** Start **
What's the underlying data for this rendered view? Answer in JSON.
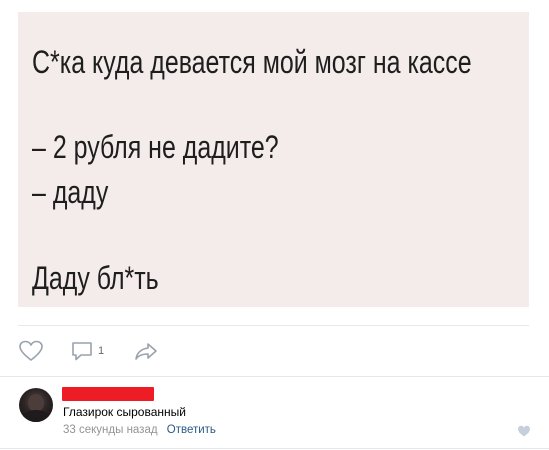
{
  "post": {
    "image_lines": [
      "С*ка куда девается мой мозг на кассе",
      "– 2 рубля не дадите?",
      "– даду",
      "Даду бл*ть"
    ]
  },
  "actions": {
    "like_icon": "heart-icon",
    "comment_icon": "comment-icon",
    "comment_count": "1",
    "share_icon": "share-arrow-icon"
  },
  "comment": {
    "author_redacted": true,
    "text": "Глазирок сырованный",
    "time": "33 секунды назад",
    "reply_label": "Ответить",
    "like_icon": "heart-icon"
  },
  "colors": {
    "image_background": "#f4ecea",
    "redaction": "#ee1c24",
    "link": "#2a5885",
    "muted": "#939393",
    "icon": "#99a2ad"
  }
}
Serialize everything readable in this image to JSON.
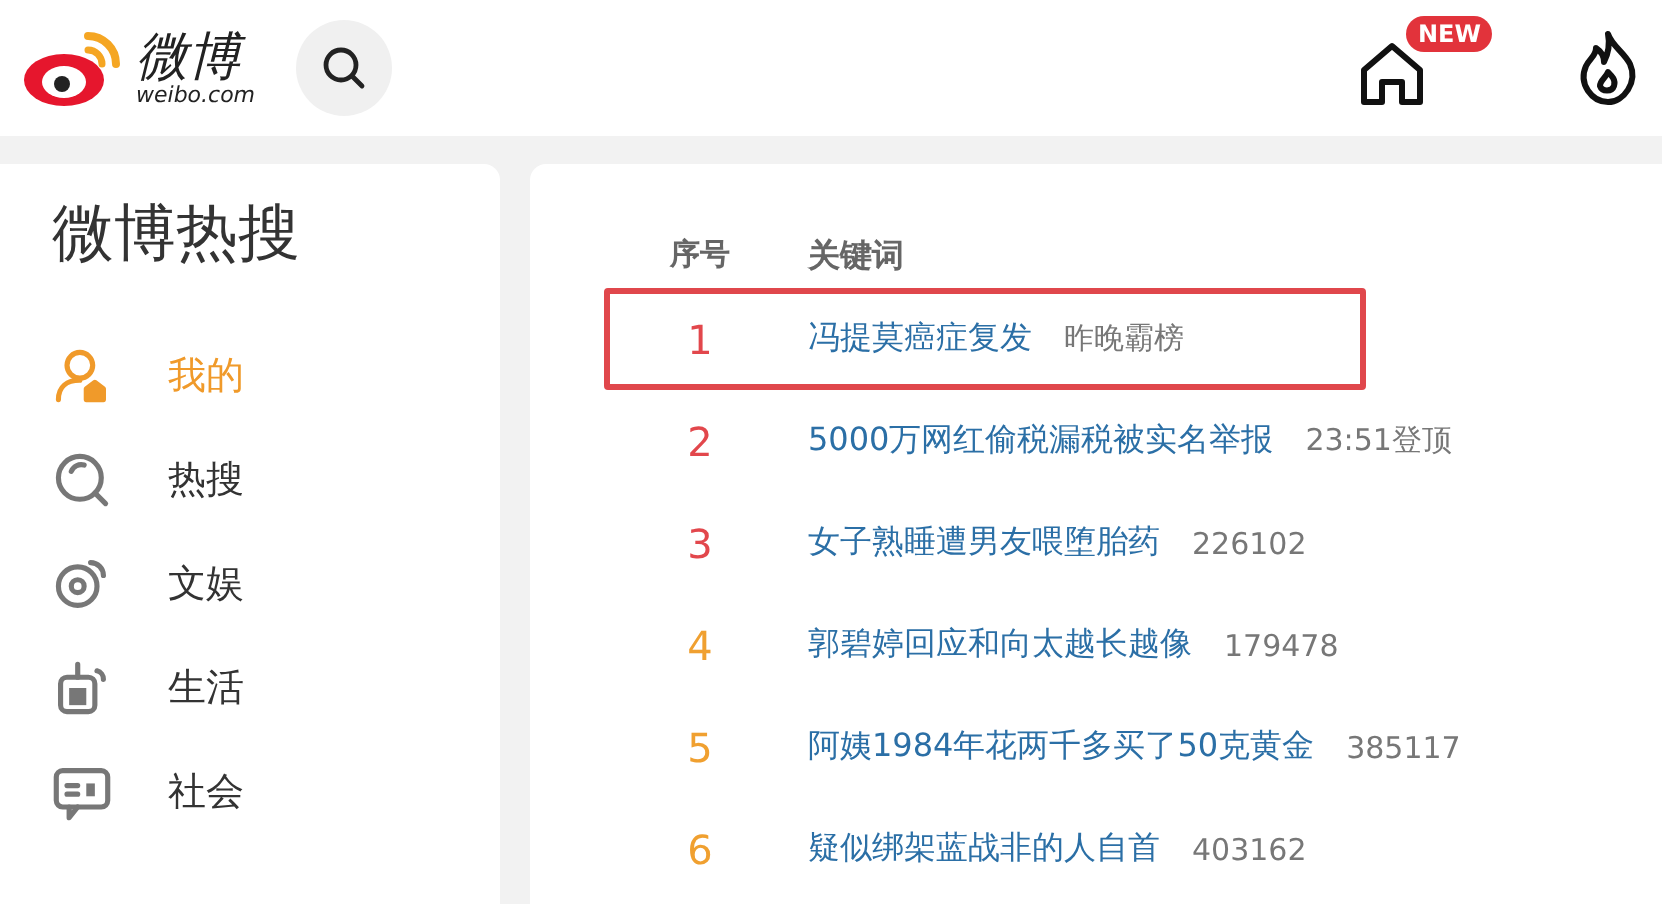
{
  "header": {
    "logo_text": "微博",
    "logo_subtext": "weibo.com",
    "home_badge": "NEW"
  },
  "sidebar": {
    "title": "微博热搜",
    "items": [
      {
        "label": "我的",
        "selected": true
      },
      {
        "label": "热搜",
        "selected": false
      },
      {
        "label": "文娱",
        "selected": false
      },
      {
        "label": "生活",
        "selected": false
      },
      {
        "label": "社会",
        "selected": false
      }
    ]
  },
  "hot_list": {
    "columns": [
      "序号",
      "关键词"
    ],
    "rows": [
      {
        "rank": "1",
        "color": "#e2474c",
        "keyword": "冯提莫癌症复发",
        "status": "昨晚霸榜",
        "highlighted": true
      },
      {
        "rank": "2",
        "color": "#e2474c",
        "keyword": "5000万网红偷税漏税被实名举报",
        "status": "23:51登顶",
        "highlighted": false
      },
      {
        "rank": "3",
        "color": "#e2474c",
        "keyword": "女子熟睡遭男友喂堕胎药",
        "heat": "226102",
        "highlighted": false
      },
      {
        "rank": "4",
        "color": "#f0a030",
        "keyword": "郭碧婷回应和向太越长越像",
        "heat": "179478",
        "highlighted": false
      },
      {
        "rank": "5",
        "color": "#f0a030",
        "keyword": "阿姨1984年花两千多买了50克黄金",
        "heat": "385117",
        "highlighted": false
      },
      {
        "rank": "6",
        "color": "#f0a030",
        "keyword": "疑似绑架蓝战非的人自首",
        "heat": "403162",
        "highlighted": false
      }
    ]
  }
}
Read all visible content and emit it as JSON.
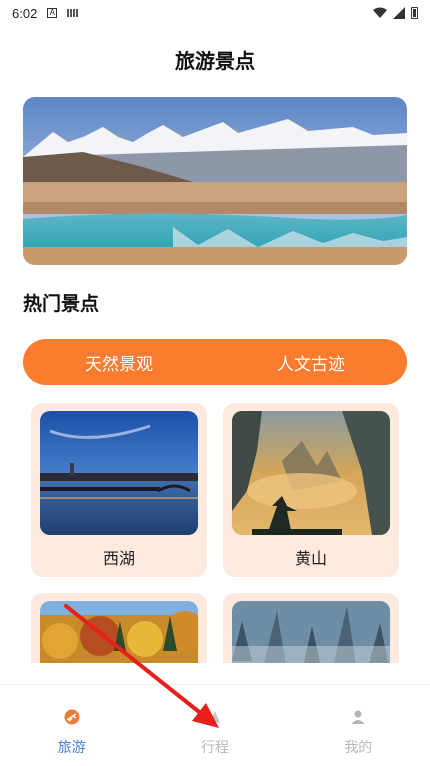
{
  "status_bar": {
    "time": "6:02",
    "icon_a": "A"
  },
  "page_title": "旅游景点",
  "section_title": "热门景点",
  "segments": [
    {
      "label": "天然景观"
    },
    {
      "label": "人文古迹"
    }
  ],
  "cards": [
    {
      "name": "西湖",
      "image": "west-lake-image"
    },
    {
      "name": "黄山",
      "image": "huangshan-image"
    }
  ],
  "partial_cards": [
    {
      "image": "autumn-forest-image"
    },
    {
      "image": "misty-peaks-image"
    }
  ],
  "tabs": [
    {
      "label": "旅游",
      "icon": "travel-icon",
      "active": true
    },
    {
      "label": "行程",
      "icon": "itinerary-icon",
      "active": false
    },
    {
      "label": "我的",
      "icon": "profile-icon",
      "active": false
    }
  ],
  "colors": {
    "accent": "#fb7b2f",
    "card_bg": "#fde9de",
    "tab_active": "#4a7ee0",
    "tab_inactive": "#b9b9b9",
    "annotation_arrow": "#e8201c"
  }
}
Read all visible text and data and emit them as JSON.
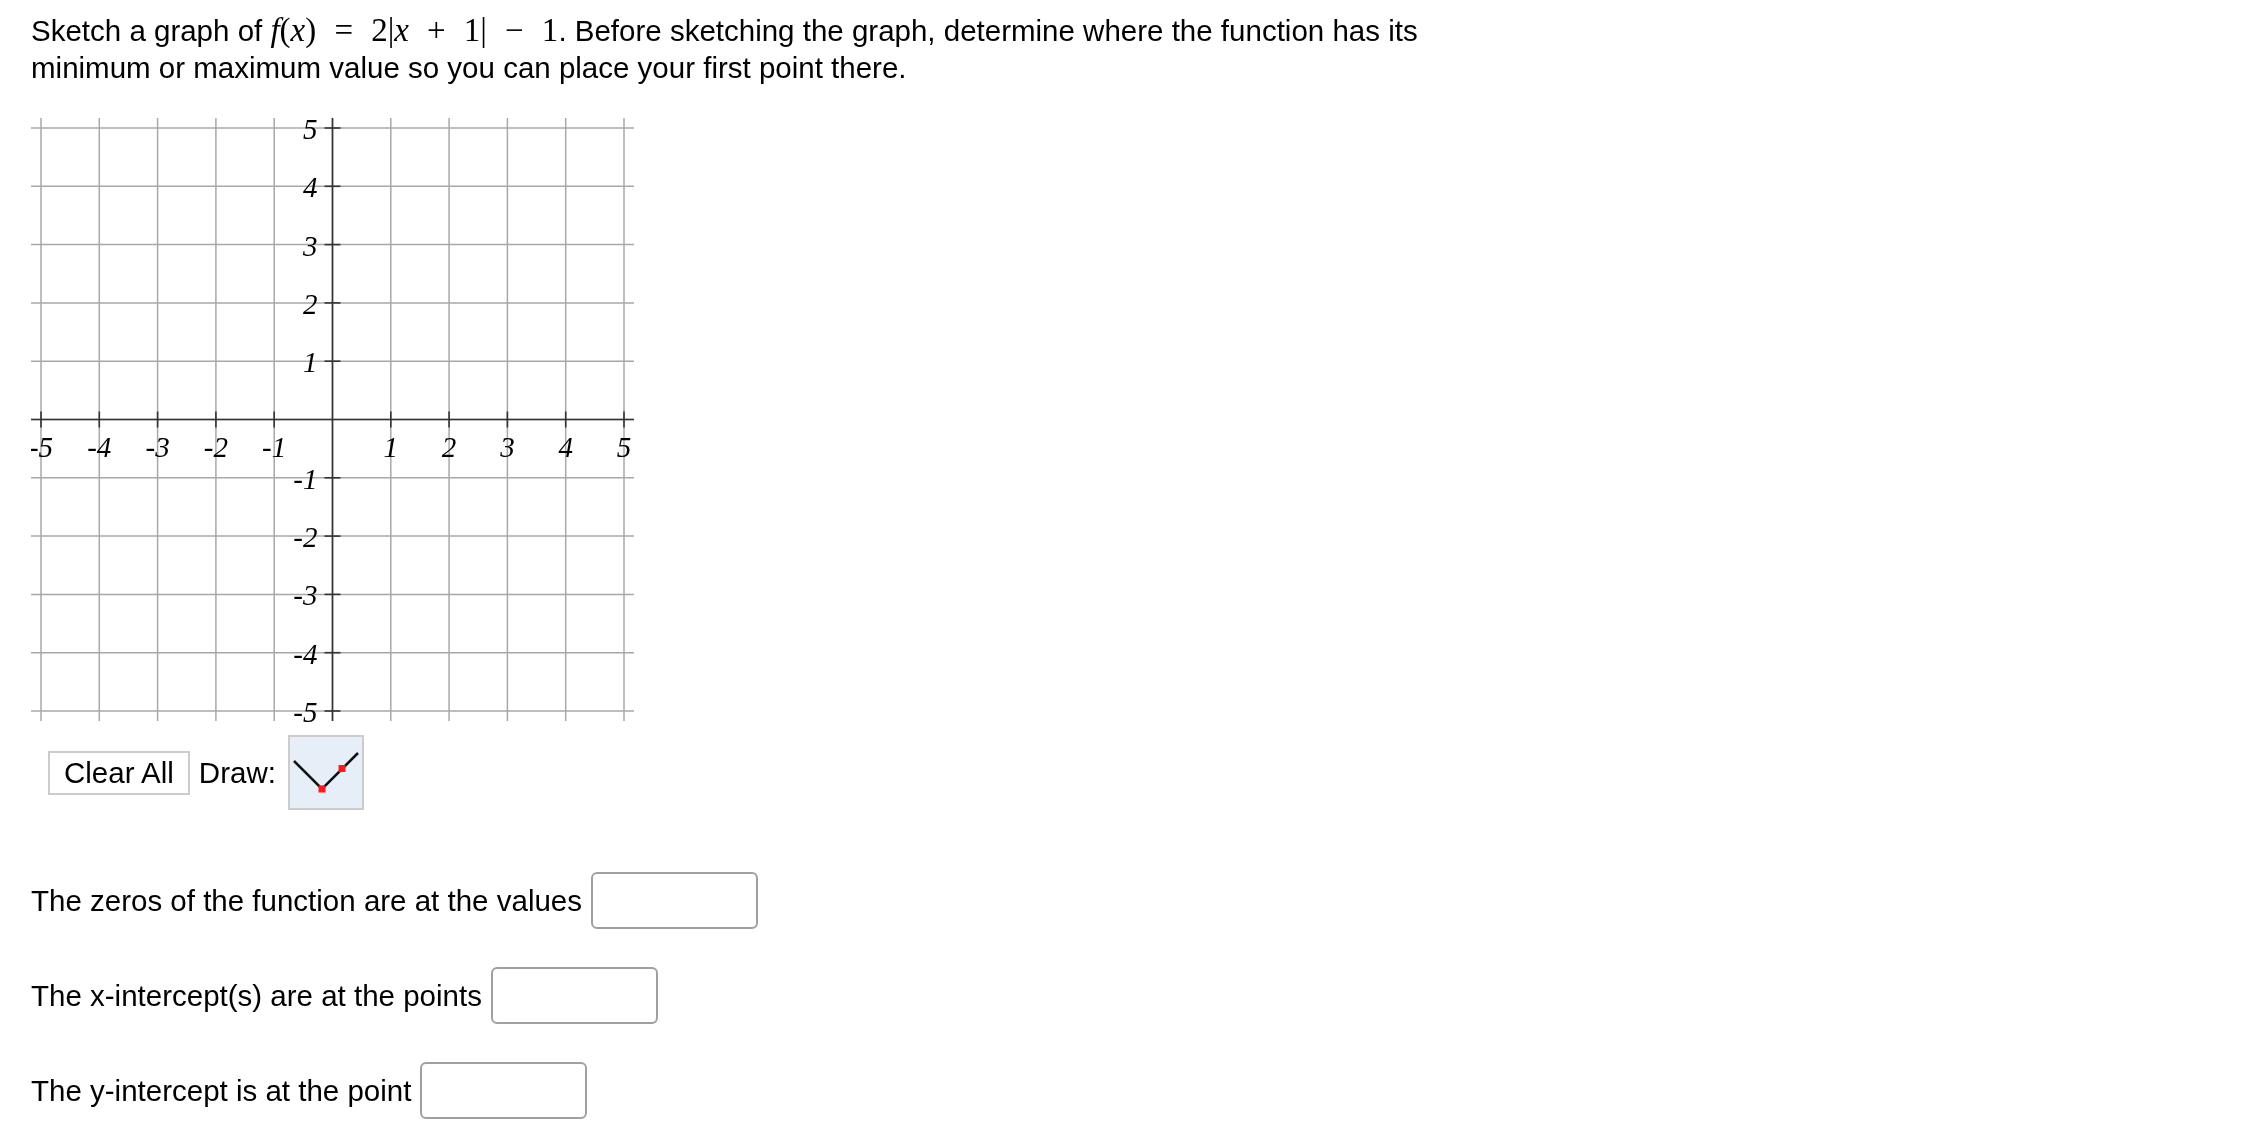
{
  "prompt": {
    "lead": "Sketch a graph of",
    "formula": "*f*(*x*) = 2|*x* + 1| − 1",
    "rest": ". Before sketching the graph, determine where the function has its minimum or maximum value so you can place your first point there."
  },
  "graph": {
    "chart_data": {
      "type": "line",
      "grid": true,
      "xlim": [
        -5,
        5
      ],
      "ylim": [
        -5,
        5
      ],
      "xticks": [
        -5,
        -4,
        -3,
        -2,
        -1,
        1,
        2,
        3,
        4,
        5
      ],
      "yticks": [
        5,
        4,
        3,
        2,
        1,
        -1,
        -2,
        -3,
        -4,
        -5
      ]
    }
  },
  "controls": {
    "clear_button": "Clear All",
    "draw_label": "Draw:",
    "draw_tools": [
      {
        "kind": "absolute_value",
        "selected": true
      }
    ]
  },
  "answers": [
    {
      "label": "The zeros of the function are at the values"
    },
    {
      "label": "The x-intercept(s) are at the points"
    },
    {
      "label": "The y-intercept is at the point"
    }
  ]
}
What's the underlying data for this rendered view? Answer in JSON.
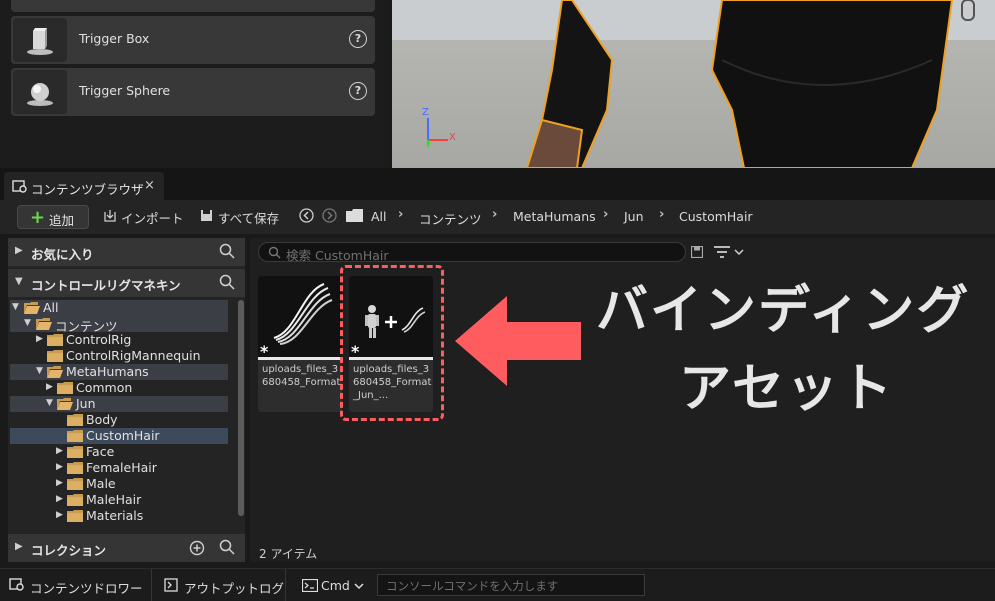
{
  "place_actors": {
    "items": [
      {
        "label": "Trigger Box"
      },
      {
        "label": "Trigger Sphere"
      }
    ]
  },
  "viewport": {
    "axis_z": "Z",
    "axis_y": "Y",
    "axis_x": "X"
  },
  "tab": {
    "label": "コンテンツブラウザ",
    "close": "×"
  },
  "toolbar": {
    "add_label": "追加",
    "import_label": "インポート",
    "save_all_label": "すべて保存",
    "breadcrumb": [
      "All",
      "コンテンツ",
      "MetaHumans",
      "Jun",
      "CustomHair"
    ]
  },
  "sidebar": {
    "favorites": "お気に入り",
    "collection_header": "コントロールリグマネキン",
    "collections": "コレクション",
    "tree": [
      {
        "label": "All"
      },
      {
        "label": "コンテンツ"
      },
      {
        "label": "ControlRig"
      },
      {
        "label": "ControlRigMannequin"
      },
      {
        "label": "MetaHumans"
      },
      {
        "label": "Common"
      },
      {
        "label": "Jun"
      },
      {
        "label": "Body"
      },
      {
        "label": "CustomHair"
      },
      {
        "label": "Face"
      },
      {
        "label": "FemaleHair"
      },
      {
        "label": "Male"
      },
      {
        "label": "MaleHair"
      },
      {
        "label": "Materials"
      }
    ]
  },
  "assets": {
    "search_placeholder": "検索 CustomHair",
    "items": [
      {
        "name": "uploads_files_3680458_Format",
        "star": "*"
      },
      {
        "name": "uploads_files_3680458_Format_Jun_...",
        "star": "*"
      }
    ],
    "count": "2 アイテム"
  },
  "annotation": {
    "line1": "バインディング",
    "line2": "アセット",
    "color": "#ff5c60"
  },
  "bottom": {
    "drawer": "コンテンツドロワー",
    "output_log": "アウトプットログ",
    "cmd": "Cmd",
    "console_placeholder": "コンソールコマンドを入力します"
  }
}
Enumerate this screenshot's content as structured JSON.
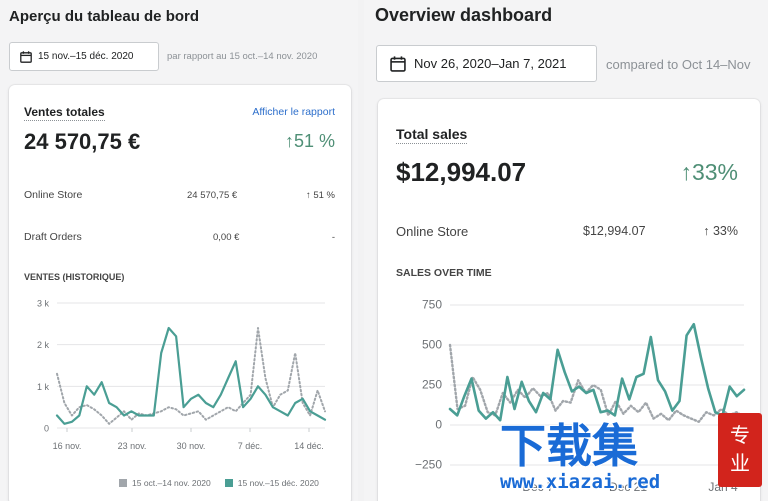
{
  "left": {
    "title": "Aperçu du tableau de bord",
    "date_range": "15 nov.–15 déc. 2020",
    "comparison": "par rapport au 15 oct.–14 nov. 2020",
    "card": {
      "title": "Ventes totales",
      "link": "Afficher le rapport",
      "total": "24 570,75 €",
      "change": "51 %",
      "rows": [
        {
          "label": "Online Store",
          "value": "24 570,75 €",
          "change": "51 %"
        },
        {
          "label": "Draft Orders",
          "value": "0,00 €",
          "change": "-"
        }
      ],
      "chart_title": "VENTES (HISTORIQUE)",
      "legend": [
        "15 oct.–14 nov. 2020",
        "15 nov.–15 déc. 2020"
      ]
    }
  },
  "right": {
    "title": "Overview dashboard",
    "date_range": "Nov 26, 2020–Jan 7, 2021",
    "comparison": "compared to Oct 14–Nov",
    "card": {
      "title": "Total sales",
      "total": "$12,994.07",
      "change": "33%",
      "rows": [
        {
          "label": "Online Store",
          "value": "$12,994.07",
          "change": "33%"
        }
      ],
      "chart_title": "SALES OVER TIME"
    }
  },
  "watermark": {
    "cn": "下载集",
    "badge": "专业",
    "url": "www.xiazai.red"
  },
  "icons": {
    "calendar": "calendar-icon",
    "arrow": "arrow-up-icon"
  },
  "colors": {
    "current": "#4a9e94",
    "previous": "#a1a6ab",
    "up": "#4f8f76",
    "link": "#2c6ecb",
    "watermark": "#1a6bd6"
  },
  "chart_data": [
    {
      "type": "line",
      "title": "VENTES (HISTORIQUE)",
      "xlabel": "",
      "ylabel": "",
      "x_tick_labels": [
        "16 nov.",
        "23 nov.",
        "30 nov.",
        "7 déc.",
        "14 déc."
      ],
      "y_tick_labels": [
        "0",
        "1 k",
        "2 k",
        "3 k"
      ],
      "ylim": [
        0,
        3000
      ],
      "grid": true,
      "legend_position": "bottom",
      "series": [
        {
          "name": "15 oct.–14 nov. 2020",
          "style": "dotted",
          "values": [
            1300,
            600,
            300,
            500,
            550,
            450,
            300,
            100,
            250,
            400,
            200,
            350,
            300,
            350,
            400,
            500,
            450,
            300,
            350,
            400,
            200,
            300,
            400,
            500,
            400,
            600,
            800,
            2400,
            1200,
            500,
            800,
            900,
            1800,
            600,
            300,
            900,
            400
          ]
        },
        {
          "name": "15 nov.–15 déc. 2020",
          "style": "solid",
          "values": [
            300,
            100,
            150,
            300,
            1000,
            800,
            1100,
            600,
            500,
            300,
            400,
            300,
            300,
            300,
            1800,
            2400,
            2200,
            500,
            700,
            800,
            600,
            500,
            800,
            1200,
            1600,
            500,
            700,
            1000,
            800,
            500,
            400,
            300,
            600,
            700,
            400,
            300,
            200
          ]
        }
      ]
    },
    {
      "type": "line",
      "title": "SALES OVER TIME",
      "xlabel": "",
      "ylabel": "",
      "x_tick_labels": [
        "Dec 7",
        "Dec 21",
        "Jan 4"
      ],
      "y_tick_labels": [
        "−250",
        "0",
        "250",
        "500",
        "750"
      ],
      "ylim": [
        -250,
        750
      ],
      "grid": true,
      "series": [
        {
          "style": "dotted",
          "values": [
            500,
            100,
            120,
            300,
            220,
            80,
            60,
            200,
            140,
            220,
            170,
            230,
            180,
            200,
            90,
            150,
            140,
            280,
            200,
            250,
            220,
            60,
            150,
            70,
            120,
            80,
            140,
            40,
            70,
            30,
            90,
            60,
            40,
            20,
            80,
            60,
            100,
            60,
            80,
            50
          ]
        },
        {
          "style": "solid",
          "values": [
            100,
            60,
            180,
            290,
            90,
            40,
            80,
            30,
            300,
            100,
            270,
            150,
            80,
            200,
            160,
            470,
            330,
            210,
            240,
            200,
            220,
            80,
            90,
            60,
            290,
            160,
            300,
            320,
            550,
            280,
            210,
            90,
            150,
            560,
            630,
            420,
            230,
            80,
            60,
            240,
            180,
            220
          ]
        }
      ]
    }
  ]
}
** End **
__Written problem__. Search the data above for lines holding "visible" and copy each of them.

__Solution to this task__.
Read all visible content and emit it as JSON.
Read all visible text and data and emit them as JSON.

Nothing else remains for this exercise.